§ **Materials provided**
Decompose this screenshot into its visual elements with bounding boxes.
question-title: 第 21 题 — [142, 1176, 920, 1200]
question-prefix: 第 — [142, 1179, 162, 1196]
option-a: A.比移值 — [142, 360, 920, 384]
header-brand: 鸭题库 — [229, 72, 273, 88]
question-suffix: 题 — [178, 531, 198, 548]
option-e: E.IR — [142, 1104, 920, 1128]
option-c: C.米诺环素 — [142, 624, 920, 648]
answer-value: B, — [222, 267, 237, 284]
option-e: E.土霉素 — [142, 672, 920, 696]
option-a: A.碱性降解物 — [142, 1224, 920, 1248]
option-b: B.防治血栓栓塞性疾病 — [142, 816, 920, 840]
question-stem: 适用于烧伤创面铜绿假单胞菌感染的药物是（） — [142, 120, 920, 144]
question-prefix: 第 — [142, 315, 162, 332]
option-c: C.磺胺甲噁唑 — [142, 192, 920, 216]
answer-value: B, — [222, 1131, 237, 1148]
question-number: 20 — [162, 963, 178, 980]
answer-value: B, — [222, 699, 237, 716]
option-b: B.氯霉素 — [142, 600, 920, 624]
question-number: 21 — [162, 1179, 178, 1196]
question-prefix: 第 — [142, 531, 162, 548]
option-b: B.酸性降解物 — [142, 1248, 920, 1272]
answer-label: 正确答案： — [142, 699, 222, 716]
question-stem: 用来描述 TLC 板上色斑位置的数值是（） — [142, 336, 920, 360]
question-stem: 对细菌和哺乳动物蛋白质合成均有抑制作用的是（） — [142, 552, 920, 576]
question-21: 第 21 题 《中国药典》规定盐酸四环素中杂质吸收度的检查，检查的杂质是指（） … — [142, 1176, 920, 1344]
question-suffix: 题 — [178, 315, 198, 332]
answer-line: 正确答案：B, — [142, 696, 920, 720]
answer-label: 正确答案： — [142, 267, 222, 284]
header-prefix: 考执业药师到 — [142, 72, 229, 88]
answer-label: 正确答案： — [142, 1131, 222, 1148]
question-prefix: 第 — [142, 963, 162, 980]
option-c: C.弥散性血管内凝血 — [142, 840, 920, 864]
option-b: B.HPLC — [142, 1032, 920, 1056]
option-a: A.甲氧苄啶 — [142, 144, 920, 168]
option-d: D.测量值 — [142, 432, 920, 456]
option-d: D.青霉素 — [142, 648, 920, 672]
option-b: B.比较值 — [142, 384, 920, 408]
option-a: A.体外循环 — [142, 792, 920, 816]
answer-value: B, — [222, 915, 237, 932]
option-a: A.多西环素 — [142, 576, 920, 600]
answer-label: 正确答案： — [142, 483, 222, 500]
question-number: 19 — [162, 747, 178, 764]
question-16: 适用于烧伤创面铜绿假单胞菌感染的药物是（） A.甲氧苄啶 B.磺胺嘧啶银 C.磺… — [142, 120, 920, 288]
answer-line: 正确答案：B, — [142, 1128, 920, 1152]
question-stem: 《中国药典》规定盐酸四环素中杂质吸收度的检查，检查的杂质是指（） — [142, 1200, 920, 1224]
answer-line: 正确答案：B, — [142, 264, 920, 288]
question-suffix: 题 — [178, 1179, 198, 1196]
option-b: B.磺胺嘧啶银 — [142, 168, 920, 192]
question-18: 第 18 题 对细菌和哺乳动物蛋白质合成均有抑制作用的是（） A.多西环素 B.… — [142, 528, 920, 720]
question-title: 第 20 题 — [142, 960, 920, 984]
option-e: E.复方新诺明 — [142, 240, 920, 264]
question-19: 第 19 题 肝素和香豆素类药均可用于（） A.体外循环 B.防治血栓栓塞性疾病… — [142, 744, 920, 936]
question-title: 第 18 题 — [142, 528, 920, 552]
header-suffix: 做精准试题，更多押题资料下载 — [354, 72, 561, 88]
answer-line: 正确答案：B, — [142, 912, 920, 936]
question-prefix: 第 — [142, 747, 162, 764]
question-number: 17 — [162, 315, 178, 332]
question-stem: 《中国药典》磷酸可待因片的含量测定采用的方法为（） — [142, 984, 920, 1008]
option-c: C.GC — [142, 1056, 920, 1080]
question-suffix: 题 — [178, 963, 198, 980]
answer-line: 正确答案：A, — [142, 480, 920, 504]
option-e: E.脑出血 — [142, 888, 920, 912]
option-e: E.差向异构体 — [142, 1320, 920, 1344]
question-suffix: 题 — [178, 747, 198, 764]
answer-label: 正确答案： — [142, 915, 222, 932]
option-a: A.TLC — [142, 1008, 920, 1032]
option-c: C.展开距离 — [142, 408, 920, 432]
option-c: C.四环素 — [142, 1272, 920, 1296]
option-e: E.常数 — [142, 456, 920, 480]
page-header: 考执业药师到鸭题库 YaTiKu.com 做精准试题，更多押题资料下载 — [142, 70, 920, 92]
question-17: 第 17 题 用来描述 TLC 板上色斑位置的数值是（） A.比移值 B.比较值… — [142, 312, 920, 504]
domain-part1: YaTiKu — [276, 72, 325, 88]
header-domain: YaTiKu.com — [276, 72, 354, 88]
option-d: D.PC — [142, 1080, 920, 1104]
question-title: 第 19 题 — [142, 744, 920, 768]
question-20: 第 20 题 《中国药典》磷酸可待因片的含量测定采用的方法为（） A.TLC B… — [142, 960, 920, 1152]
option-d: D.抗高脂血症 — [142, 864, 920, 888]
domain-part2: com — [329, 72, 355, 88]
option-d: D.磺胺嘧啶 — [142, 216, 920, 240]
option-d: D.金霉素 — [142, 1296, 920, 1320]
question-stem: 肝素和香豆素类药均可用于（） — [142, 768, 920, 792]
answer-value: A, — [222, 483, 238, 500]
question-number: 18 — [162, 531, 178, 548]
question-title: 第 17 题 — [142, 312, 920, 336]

§ **Exercise aim**
Lay out the stretch of entries from the first one through the one containing "question-21: 第 21" as a numbered list, including both ends and omitting blank lines.

§ **Task answer**
1. Decompose this screenshot into its visual elements with bounding boxes.
2. question-title: 第 21 题 — [142, 1176, 920, 1200]
3. question-prefix: 第 — [142, 1179, 162, 1196]
4. option-a: A.比移值 — [142, 360, 920, 384]
5. header-brand: 鸭题库 — [229, 72, 273, 88]
6. question-suffix: 题 — [178, 531, 198, 548]
7. option-e: E.IR — [142, 1104, 920, 1128]
8. option-c: C.米诺环素 — [142, 624, 920, 648]
9. answer-value: B, — [222, 267, 237, 284]
10. option-e: E.土霉素 — [142, 672, 920, 696]
11. option-a: A.碱性降解物 — [142, 1224, 920, 1248]
12. option-b: B.防治血栓栓塞性疾病 — [142, 816, 920, 840]
13. question-stem: 适用于烧伤创面铜绿假单胞菌感染的药物是（） — [142, 120, 920, 144]
14. question-prefix: 第 — [142, 315, 162, 332]
15. option-c: C.磺胺甲噁唑 — [142, 192, 920, 216]
16. answer-value: B, — [222, 1131, 237, 1148]
17. question-number: 20 — [162, 963, 178, 980]
18. answer-value: B, — [222, 699, 237, 716]
19. option-b: B.氯霉素 — [142, 600, 920, 624]
20. question-number: 21 — [162, 1179, 178, 1196]
21. question-prefix: 第 — [142, 531, 162, 548]
22. option-b: B.酸性降解物 — [142, 1248, 920, 1272]
23. answer-label: 正确答案： — [142, 699, 222, 716]
24. question-stem: 用来描述 TLC 板上色斑位置的数值是（） — [142, 336, 920, 360]
25. question-stem: 对细菌和哺乳动物蛋白质合成均有抑制作用的是（） — [142, 552, 920, 576]
26. question-21: 第 21 题 《中国药典》规定盐酸四环素中杂质吸收度的检查，检查的杂质是指（） … — [142, 1176, 920, 1344]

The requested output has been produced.